Goal of the exercise:
All of the entries need to be written out again, exactly as they are.

Records from a collection:
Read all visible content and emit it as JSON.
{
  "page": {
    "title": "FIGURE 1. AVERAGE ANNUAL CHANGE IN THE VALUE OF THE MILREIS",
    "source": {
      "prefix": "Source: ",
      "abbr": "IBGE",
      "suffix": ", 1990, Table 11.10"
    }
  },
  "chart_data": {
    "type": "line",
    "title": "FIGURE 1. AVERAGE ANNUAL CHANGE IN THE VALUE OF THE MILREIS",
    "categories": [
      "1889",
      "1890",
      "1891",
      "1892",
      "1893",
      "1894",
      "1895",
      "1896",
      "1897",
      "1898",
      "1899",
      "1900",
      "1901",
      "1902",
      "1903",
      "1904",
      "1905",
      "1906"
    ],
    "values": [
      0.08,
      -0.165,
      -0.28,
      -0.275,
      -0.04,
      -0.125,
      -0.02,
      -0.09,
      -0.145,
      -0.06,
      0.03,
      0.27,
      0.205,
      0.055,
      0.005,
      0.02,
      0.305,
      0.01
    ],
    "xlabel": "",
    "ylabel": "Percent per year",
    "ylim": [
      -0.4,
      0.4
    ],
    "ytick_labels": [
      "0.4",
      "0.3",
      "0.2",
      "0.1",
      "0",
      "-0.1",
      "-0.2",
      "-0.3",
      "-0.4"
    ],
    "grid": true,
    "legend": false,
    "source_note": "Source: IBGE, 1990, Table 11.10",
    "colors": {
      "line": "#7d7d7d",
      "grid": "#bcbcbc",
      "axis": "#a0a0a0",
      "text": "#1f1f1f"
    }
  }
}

Task output:
Read all visible content and emit it as JSON.
{
  "page": {
    "title": "FIGURE 1. AVERAGE ANNUAL CHANGE IN THE VALUE OF THE MILREIS",
    "source": {
      "prefix": "Source: ",
      "abbr": "IBGE",
      "suffix": ", 1990, Table 11.10"
    }
  },
  "chart_data": {
    "type": "line",
    "title": "FIGURE 1. AVERAGE ANNUAL CHANGE IN THE VALUE OF THE MILREIS",
    "categories": [
      "1889",
      "1890",
      "1891",
      "1892",
      "1893",
      "1894",
      "1895",
      "1896",
      "1897",
      "1898",
      "1899",
      "1900",
      "1901",
      "1902",
      "1903",
      "1904",
      "1905",
      "1906"
    ],
    "values": [
      0.08,
      -0.165,
      -0.28,
      -0.275,
      -0.04,
      -0.125,
      -0.02,
      -0.09,
      -0.145,
      -0.06,
      0.03,
      0.27,
      0.205,
      0.055,
      0.005,
      0.02,
      0.305,
      0.01
    ],
    "xlabel": "",
    "ylabel": "Percent per year",
    "ylim": [
      -0.4,
      0.4
    ],
    "ytick_labels": [
      "0.4",
      "0.3",
      "0.2",
      "0.1",
      "0",
      "-0.1",
      "-0.2",
      "-0.3",
      "-0.4"
    ],
    "grid": true,
    "legend": false,
    "source_note": "Source: IBGE, 1990, Table 11.10",
    "colors": {
      "line": "#7d7d7d",
      "grid": "#bcbcbc",
      "axis": "#a0a0a0",
      "text": "#1f1f1f"
    }
  }
}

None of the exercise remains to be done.